Passage:
════════
The same year however, Porsche launched the 944 Turbo which we have pictured, using the same 2500cc four cylinder engine with a small KKK turbo charger attached to it along with ceramic liners, forged pistons, improved aero in the integrated front bumper, four pot Brembo’s borrowed from the Porsche 911, sixteen inch teledial wheels and a 0-60mph time of 5.9 seconds this model really was a force to be reckoned during the mid eighties.
Simon MacDougall from Comber is well known throughout the Emerald Isle for his epic Opel Manta Turbo build which we featured some four years ago but with the time, materials and money involved in this retro ride, Simon couldn’t enjoy the full potential of the car and sold it to pursue a dream of removing the marshals overalls and donning the racing overalls!
This spawned several memories of driving other people’s cars on track and instantly recognised the affordable enjoyment of a Porsche 944 Turbo and thus commenced a marathon session on UsedCars NI and various other such car sales sites to find the prime suspect.
On collection of the car from Newcastle, England Simon knew he had made the right choice and thoroughly enjoyed the epic drive back to the ferry terminal. Whilst on the boat however a regular UsedCars NI trader even offered cash to buy it off Simon on the boat home, to which he declined.
This was only the start line however and there was to be a lot of sleepless nights and fabrication involved before the finish line of the cars first event. This finish line wasn’t to be seen in any hurry however as Simon enjoyed using the Porsche as a luxury weekend retro sports car for well over a year.
Within this year Simon helped out a good friend who had progressed from partaking in track days to being competitive on hill climb and sprint events. This is when it was realised how achievable and accessible clubman motorsport really was and the bug was firmly in place and the MSA license was applied for.
This is when the workshop was tidied and the 944 Turbo was never to be the same again. Starting with safety Simon wanted to remove the stock seats in favour of some MSA spec carbon/Kevlar Recaro seats along with a club sport styled rear roll cage, which also supports the straps of the MSA spec racing harnesses.
Whilst inside, Simon added an alloy passenger kick pate and fabricated a switch housing which seats like a factory option as an extension to the centre consol. Also installed within a custom alloy housing in the dash is a boost gauge, aftermarket rev limiter and air/fuel ratio gauge which all combine when monitored to prevent unnecessary damage to the engine.
════════
Assigned task 1: Print the part of the 944 Turbo passage starting at "Whilst inside, Simon" and ending at "to the engine.".
Assigned task 2: According to the 944 Turbo passage, why did Simon sell his Opel Manta Turbo?

Provided data:
════════
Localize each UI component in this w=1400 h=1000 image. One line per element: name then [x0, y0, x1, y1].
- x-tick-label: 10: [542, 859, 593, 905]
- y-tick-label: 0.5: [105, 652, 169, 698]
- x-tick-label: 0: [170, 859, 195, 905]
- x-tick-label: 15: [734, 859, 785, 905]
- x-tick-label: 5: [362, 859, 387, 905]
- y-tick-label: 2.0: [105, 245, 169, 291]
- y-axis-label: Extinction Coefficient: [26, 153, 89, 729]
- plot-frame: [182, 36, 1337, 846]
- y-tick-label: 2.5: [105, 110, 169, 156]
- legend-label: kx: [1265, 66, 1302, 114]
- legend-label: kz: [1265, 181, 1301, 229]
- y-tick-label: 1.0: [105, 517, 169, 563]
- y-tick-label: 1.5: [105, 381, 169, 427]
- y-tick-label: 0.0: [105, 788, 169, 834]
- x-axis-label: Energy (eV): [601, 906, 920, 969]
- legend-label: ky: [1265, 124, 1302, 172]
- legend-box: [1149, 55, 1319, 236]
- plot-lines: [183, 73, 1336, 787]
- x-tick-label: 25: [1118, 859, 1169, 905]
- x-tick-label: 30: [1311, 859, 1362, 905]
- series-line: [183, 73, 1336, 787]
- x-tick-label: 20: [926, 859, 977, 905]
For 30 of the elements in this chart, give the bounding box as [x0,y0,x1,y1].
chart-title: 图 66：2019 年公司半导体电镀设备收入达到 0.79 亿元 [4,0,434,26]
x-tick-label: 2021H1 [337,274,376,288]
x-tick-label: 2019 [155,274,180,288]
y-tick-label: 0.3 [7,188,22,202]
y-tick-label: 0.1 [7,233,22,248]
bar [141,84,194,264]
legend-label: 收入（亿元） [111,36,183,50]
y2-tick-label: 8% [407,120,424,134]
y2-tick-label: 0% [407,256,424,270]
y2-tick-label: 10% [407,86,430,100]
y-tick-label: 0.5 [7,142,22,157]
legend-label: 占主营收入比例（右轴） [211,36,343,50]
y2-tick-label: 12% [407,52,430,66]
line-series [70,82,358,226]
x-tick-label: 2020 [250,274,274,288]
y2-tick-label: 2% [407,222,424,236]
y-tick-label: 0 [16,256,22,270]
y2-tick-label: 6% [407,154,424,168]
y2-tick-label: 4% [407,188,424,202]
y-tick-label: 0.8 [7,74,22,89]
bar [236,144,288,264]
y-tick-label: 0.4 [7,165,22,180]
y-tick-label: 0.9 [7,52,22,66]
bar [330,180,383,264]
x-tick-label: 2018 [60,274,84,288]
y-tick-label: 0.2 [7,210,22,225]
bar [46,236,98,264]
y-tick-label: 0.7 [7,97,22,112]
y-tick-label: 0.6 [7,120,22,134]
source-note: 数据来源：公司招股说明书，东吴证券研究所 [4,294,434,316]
════════
Exercise solution 1:
Whilst inside, Simon added an alloy passenger kick pate and fabricated a switch housing which seats like a factory option as an extension to the centre consol. Also installed within a custom alloy housing in the dash is a boost gauge, aftermarket rev limiter and air/fuel ratio gauge which all combine when monitored to prevent unnecessary damage to the engine.

Exercise solution 2: Because of the time, materials and money involved in the Manta build, Simon couldn't enjoy the car's full potential. He sold it to pursue his dream of trading the marshal's overalls for racing overalls.